## [Written task]
Repeat the data below exactly, dropping any pictures it holds.

Stored entries:
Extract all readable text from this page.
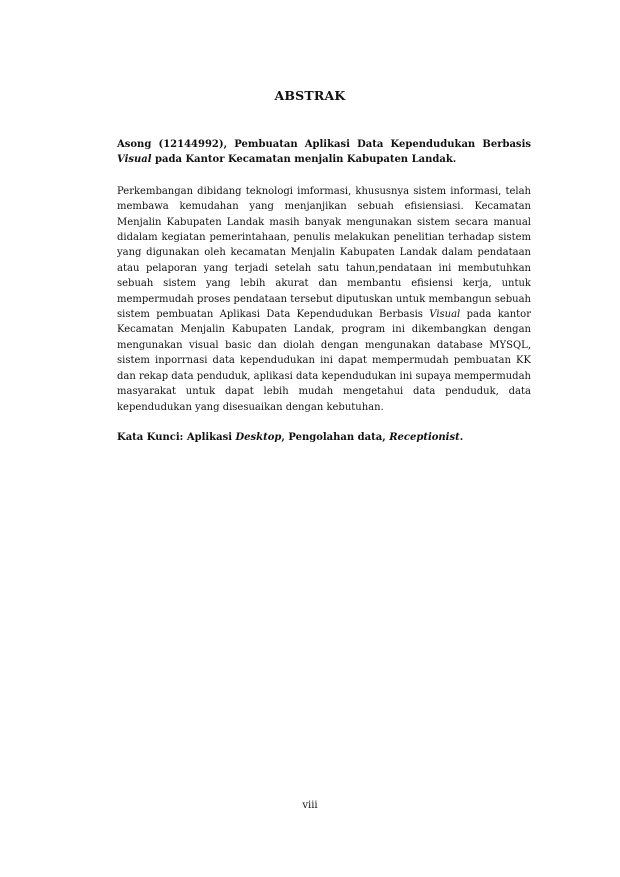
ABSTRAK

Asong (12144992), Pembuatan Aplikasi Data Kependudukan Berbasis
Visual pada Kantor Kecamatan menjalin Kabupaten Landak.

Perkembangan dibidang teknologi imformasi, khususnya sistem informasi, telah membawa kemudahan yang menjanjikan sebuah efisiensiasi. Kecamatan Menjalin Kabupaten Landak masih banyak mengunakan sistem secara manual didalam kegiatan pemerintahaan, penulis melakukan penelitian terhadap sistem yang digunakan oleh kecamatan Menjalin Kabupaten Landak dalam pendataan atau pelaporan yang terjadi setelah satu tahun,pendataan ini membutuhkan sebuah sistem yang lebih akurat dan membantu efisiensi kerja, untuk mempermudah proses pendataan tersebut diputuskan untuk membangun sebuah sistem pembuatan Aplikasi Data Kependudukan Berbasis Visual pada kantor Kecamatan Menjalin Kabupaten Landak, program ini dikembangkan dengan mengunakan visual basic dan diolah dengan mengunakan database MYSQL, sistem inporrnasi data kependudukan ini dapat mempermudah pembuatan KK dan rekap data penduduk, aplikasi data kependudukan ini supaya mempermudah masyarakat untuk dapat lebih mudah mengetahui data penduduk, data kependudukan yang disesuaikan dengan kebutuhan.

Kata Kunci: Aplikasi Desktop, Pengolahan data, Receptionist.

viii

## [Problem solution]
Extract all readable text from this page.
ABSTRAK

Asong (12144992), Pembuatan Aplikasi Data Kependudukan Berbasis
Visual pada Kantor Kecamatan menjalin Kabupaten Landak.

Perkembangan dibidang teknologi imformasi, khususnya sistem informasi, telah membawa kemudahan yang menjanjikan sebuah efisiensiasi. Kecamatan Menjalin Kabupaten Landak masih banyak mengunakan sistem secara manual didalam kegiatan pemerintahaan, penulis melakukan penelitian terhadap sistem yang digunakan oleh kecamatan Menjalin Kabupaten Landak dalam pendataan atau pelaporan yang terjadi setelah satu tahun,pendataan ini membutuhkan sebuah sistem yang lebih akurat dan membantu efisiensi kerja, untuk mempermudah proses pendataan tersebut diputuskan untuk membangun sebuah sistem pembuatan Aplikasi Data Kependudukan Berbasis Visual pada kantor Kecamatan Menjalin Kabupaten Landak, program ini dikembangkan dengan mengunakan visual basic dan diolah dengan mengunakan database MYSQL, sistem inporrnasi data kependudukan ini dapat mempermudah pembuatan KK dan rekap data penduduk, aplikasi data kependudukan ini supaya mempermudah masyarakat untuk dapat lebih mudah mengetahui data penduduk, data kependudukan yang disesuaikan dengan kebutuhan.

Kata Kunci: Aplikasi Desktop, Pengolahan data, Receptionist.

viii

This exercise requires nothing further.